**Records for processing:**
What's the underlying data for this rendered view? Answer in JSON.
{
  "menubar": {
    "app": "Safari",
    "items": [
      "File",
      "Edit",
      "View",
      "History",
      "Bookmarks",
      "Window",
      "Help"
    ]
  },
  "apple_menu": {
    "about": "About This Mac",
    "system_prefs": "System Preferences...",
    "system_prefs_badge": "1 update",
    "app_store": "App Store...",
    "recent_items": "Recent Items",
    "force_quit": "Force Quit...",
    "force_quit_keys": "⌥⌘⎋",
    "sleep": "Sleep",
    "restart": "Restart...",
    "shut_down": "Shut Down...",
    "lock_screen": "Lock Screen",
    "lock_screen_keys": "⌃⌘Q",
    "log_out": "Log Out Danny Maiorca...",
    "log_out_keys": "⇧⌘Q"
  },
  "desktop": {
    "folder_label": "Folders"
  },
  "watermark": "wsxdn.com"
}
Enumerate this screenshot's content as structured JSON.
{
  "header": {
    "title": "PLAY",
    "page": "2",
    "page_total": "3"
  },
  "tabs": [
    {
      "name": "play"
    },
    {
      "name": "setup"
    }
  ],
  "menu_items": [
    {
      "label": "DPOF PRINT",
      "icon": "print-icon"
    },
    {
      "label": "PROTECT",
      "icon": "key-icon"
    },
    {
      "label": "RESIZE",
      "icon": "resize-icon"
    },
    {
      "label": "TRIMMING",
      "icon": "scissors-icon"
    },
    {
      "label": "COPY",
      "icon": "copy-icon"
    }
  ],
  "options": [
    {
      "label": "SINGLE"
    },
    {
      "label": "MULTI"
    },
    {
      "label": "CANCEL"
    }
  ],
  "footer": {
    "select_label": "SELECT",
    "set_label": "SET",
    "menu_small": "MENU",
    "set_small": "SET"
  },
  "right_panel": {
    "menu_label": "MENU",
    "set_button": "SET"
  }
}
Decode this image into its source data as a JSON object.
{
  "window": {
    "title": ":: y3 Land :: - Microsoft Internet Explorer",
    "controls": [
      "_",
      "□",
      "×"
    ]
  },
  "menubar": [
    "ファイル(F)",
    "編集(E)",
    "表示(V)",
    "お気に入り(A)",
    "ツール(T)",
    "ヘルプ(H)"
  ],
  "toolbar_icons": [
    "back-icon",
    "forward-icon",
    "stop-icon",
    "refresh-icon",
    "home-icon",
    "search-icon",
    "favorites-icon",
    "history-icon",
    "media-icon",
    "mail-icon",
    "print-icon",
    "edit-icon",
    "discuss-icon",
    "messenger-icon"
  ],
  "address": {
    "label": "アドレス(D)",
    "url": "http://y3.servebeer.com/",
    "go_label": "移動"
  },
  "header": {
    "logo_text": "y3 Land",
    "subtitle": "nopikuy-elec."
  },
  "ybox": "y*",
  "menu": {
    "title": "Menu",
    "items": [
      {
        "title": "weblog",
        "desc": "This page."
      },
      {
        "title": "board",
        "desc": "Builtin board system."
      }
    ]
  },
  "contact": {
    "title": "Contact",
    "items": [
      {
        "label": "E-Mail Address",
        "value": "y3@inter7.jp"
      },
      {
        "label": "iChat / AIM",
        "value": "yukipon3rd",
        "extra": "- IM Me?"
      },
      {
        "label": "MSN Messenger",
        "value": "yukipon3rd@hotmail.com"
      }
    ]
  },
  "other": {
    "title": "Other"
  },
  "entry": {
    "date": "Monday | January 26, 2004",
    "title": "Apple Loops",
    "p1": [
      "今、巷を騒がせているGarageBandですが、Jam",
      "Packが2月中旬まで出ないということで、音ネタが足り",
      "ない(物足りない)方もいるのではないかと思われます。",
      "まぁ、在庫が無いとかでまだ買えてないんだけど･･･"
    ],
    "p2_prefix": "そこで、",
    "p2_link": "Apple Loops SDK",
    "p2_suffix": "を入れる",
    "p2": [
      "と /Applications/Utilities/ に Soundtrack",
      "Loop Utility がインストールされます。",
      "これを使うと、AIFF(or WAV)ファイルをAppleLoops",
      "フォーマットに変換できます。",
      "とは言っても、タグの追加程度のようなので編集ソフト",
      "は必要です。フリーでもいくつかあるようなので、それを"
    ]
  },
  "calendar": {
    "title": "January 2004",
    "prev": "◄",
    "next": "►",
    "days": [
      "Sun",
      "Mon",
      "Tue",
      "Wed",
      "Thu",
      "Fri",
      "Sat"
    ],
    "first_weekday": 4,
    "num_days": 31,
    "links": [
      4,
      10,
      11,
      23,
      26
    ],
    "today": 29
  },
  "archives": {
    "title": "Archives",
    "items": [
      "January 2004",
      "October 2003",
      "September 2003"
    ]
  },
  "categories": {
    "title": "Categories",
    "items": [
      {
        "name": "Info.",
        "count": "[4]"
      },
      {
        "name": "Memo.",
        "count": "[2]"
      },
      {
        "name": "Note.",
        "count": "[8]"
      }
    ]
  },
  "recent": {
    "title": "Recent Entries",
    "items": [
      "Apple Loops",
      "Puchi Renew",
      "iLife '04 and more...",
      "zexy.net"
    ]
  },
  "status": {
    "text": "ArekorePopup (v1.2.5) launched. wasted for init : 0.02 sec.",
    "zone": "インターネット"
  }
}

**Task brief:** Print the records above exactly as they appear.

**Response to this exercise:**
What's the underlying data for this rendered view? Answer in JSON.
{
  "menubar": {
    "app": "Safari",
    "items": [
      "File",
      "Edit",
      "View",
      "History",
      "Bookmarks",
      "Window",
      "Help"
    ]
  },
  "apple_menu": {
    "about": "About This Mac",
    "system_prefs": "System Preferences...",
    "system_prefs_badge": "1 update",
    "app_store": "App Store...",
    "recent_items": "Recent Items",
    "force_quit": "Force Quit...",
    "force_quit_keys": "⌥⌘⎋",
    "sleep": "Sleep",
    "restart": "Restart...",
    "shut_down": "Shut Down...",
    "lock_screen": "Lock Screen",
    "lock_screen_keys": "⌃⌘Q",
    "log_out": "Log Out Danny Maiorca...",
    "log_out_keys": "⇧⌘Q"
  },
  "desktop": {
    "folder_label": "Folders"
  },
  "watermark": "wsxdn.com"
}
Enumerate this screenshot's content as structured JSON.
{
  "header": {
    "title": "PLAY",
    "page": "2",
    "page_total": "3"
  },
  "tabs": [
    {
      "name": "play"
    },
    {
      "name": "setup"
    }
  ],
  "menu_items": [
    {
      "label": "DPOF PRINT",
      "icon": "print-icon"
    },
    {
      "label": "PROTECT",
      "icon": "key-icon"
    },
    {
      "label": "RESIZE",
      "icon": "resize-icon"
    },
    {
      "label": "TRIMMING",
      "icon": "scissors-icon"
    },
    {
      "label": "COPY",
      "icon": "copy-icon"
    }
  ],
  "options": [
    {
      "label": "SINGLE"
    },
    {
      "label": "MULTI"
    },
    {
      "label": "CANCEL"
    }
  ],
  "footer": {
    "select_label": "SELECT",
    "set_label": "SET",
    "menu_small": "MENU",
    "set_small": "SET"
  },
  "right_panel": {
    "menu_label": "MENU",
    "set_button": "SET"
  }
}
Decode this image into its source data as a JSON object.
{
  "window": {
    "title": ":: y3 Land :: - Microsoft Internet Explorer",
    "controls": [
      "_",
      "□",
      "×"
    ]
  },
  "menubar": [
    "ファイル(F)",
    "編集(E)",
    "表示(V)",
    "お気に入り(A)",
    "ツール(T)",
    "ヘルプ(H)"
  ],
  "toolbar_icons": [
    "back-icon",
    "forward-icon",
    "stop-icon",
    "refresh-icon",
    "home-icon",
    "search-icon",
    "favorites-icon",
    "history-icon",
    "media-icon",
    "mail-icon",
    "print-icon",
    "edit-icon",
    "discuss-icon",
    "messenger-icon"
  ],
  "address": {
    "label": "アドレス(D)",
    "url": "http://y3.servebeer.com/",
    "go_label": "移動"
  },
  "header": {
    "logo_text": "y3 Land",
    "subtitle": "nopikuy-elec."
  },
  "ybox": "y*",
  "menu": {
    "title": "Menu",
    "items": [
      {
        "title": "weblog",
        "desc": "This page."
      },
      {
        "title": "board",
        "desc": "Builtin board system."
      }
    ]
  },
  "contact": {
    "title": "Contact",
    "items": [
      {
        "label": "E-Mail Address",
        "value": "y3@inter7.jp"
      },
      {
        "label": "iChat / AIM",
        "value": "yukipon3rd",
        "extra": "- IM Me?"
      },
      {
        "label": "MSN Messenger",
        "value": "yukipon3rd@hotmail.com"
      }
    ]
  },
  "other": {
    "title": "Other"
  },
  "entry": {
    "date": "Monday | January 26, 2004",
    "title": "Apple Loops",
    "p1": [
      "今、巷を騒がせているGarageBandですが、Jam",
      "Packが2月中旬まで出ないということで、音ネタが足り",
      "ない(物足りない)方もいるのではないかと思われます。",
      "まぁ、在庫が無いとかでまだ買えてないんだけど･･･"
    ],
    "p2_prefix": "そこで、",
    "p2_link": "Apple Loops SDK",
    "p2_suffix": "を入れる",
    "p2": [
      "と /Applications/Utilities/ に Soundtrack",
      "Loop Utility がインストールされます。",
      "これを使うと、AIFF(or WAV)ファイルをAppleLoops",
      "フォーマットに変換できます。",
      "とは言っても、タグの追加程度のようなので編集ソフト",
      "は必要です。フリーでもいくつかあるようなので、それを"
    ]
  },
  "calendar": {
    "title": "January 2004",
    "prev": "◄",
    "next": "►",
    "days": [
      "Sun",
      "Mon",
      "Tue",
      "Wed",
      "Thu",
      "Fri",
      "Sat"
    ],
    "first_weekday": 4,
    "num_days": 31,
    "links": [
      4,
      10,
      11,
      23,
      26
    ],
    "today": 29
  },
  "archives": {
    "title": "Archives",
    "items": [
      "January 2004",
      "October 2003",
      "September 2003"
    ]
  },
  "categories": {
    "title": "Categories",
    "items": [
      {
        "name": "Info.",
        "count": "[4]"
      },
      {
        "name": "Memo.",
        "count": "[2]"
      },
      {
        "name": "Note.",
        "count": "[8]"
      }
    ]
  },
  "recent": {
    "title": "Recent Entries",
    "items": [
      "Apple Loops",
      "Puchi Renew",
      "iLife '04 and more...",
      "zexy.net"
    ]
  },
  "status": {
    "text": "ArekorePopup (v1.2.5) launched. wasted for init : 0.02 sec.",
    "zone": "インターネット"
  }
}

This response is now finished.